Sem calcinha no meio de um terremoto de 6.9 graus de magnitude

por Elka Andrello

À caça de uma calcinha na pilha das roupas passadas.Tudo certo até a casa começar a tremer

Domingão, seis e pouco da noite. A Graziela está assistindo desenhos na TV e eu acabei de sair do banho à caça de uma calcinha na pilha das roupas passadas. Passei o dia com a Grazi e as amigas dela na piscina do Hotel Shankar, em Kathmandu. Ainda estamos no final das monções, época das mega chuvas nessa parte da Ásia. Todos os dias, durante meses, a chuva alaga a cidade e destroe a chapinha. Tudo dentro da rotina até a casa começar a tremer como gelatina.

A primeira a perceber foi a Grazi, que estava na sala da nossa casa que é enorme e cercada por varandas e janelas de vidro. Eu, como disse, estava muito ocupada no quarto todo acarpetado, só de camiseta procurando uma calcinha.

Grazi (de olho arregalado e meio entrando em pânico): Mãe, que barulho é esse?

Entradas listadas:
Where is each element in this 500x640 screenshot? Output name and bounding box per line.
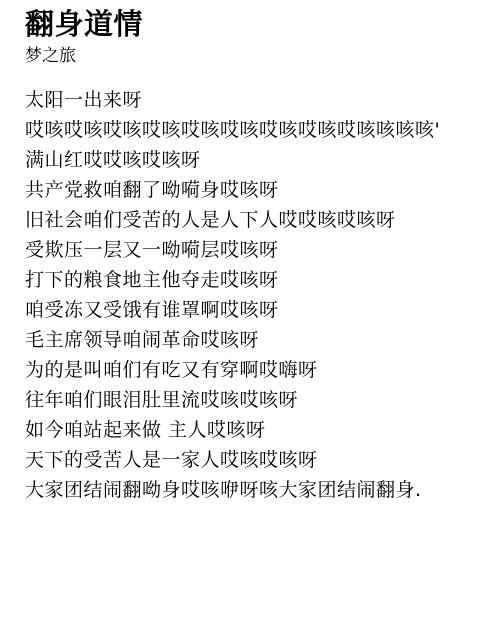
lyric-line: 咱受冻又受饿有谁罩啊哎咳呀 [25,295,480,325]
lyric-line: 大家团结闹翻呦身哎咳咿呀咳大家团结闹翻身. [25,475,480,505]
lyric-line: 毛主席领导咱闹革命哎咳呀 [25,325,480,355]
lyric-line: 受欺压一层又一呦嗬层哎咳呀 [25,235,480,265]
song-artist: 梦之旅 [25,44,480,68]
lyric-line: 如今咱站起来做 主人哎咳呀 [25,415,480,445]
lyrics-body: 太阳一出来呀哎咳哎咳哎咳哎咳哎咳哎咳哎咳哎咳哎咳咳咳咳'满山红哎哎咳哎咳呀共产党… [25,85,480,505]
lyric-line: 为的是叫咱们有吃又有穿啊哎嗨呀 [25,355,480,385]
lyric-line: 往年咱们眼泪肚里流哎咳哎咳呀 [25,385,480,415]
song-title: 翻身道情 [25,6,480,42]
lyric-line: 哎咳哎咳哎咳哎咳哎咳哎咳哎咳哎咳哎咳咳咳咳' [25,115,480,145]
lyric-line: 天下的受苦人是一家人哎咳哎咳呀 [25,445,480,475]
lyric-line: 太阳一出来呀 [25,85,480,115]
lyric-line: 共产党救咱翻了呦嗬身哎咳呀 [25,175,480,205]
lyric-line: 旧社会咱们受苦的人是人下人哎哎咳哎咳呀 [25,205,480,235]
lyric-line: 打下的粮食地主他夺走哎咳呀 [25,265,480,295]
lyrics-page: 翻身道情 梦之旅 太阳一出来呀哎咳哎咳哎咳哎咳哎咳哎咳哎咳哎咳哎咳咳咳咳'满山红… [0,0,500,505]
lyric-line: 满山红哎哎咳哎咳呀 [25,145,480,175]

Tarefa a fazer:
Liste todos os lugares que o texto sobre o terremoto cita pelo nome.

Resposta da tarefa:
Hotel Shankar, Kathmandu, Ásia